(Dataset rows)

** begin **

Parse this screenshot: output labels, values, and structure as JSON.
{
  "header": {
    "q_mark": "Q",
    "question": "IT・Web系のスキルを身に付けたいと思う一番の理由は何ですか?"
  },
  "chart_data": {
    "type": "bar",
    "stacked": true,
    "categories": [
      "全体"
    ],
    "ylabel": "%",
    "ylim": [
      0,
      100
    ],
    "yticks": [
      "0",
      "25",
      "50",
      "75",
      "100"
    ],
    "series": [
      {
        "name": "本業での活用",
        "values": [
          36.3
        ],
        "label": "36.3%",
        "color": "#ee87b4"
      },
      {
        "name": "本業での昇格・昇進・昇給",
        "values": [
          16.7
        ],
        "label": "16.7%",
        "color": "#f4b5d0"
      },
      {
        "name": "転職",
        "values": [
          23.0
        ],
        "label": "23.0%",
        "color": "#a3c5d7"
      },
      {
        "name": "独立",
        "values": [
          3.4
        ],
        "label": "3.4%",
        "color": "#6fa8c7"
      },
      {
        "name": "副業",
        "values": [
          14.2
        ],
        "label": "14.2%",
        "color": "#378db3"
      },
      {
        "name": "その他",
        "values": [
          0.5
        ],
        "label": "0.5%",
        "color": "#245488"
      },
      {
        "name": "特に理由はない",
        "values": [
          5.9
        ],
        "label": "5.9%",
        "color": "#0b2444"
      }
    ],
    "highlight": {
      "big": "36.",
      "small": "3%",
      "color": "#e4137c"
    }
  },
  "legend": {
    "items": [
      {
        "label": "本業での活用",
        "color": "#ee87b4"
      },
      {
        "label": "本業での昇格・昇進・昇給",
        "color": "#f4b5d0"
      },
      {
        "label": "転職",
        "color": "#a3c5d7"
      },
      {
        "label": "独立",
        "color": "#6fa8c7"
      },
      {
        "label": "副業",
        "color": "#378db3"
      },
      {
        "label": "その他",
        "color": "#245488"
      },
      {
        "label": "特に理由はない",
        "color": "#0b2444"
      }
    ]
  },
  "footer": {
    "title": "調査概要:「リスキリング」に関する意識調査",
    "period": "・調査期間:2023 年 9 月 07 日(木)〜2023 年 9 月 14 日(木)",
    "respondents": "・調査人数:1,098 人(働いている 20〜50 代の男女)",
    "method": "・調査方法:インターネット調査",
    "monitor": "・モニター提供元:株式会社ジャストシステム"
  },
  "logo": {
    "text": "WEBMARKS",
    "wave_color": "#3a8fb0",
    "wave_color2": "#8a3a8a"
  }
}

** end **

:: WORK TO COMPLETE ::
All of the data must be returned exactly.

:: EXPECTED ANSWER ::
Parse this screenshot: output labels, values, and structure as JSON.
{
  "header": {
    "q_mark": "Q",
    "question": "IT・Web系のスキルを身に付けたいと思う一番の理由は何ですか?"
  },
  "chart_data": {
    "type": "bar",
    "stacked": true,
    "categories": [
      "全体"
    ],
    "ylabel": "%",
    "ylim": [
      0,
      100
    ],
    "yticks": [
      "0",
      "25",
      "50",
      "75",
      "100"
    ],
    "series": [
      {
        "name": "本業での活用",
        "values": [
          36.3
        ],
        "label": "36.3%",
        "color": "#ee87b4"
      },
      {
        "name": "本業での昇格・昇進・昇給",
        "values": [
          16.7
        ],
        "label": "16.7%",
        "color": "#f4b5d0"
      },
      {
        "name": "転職",
        "values": [
          23.0
        ],
        "label": "23.0%",
        "color": "#a3c5d7"
      },
      {
        "name": "独立",
        "values": [
          3.4
        ],
        "label": "3.4%",
        "color": "#6fa8c7"
      },
      {
        "name": "副業",
        "values": [
          14.2
        ],
        "label": "14.2%",
        "color": "#378db3"
      },
      {
        "name": "その他",
        "values": [
          0.5
        ],
        "label": "0.5%",
        "color": "#245488"
      },
      {
        "name": "特に理由はない",
        "values": [
          5.9
        ],
        "label": "5.9%",
        "color": "#0b2444"
      }
    ],
    "highlight": {
      "big": "36.",
      "small": "3%",
      "color": "#e4137c"
    }
  },
  "legend": {
    "items": [
      {
        "label": "本業での活用",
        "color": "#ee87b4"
      },
      {
        "label": "本業での昇格・昇進・昇給",
        "color": "#f4b5d0"
      },
      {
        "label": "転職",
        "color": "#a3c5d7"
      },
      {
        "label": "独立",
        "color": "#6fa8c7"
      },
      {
        "label": "副業",
        "color": "#378db3"
      },
      {
        "label": "その他",
        "color": "#245488"
      },
      {
        "label": "特に理由はない",
        "color": "#0b2444"
      }
    ]
  },
  "footer": {
    "title": "調査概要:「リスキリング」に関する意識調査",
    "period": "・調査期間:2023 年 9 月 07 日(木)〜2023 年 9 月 14 日(木)",
    "respondents": "・調査人数:1,098 人(働いている 20〜50 代の男女)",
    "method": "・調査方法:インターネット調査",
    "monitor": "・モニター提供元:株式会社ジャストシステム"
  },
  "logo": {
    "text": "WEBMARKS",
    "wave_color": "#3a8fb0",
    "wave_color2": "#8a3a8a"
  }
}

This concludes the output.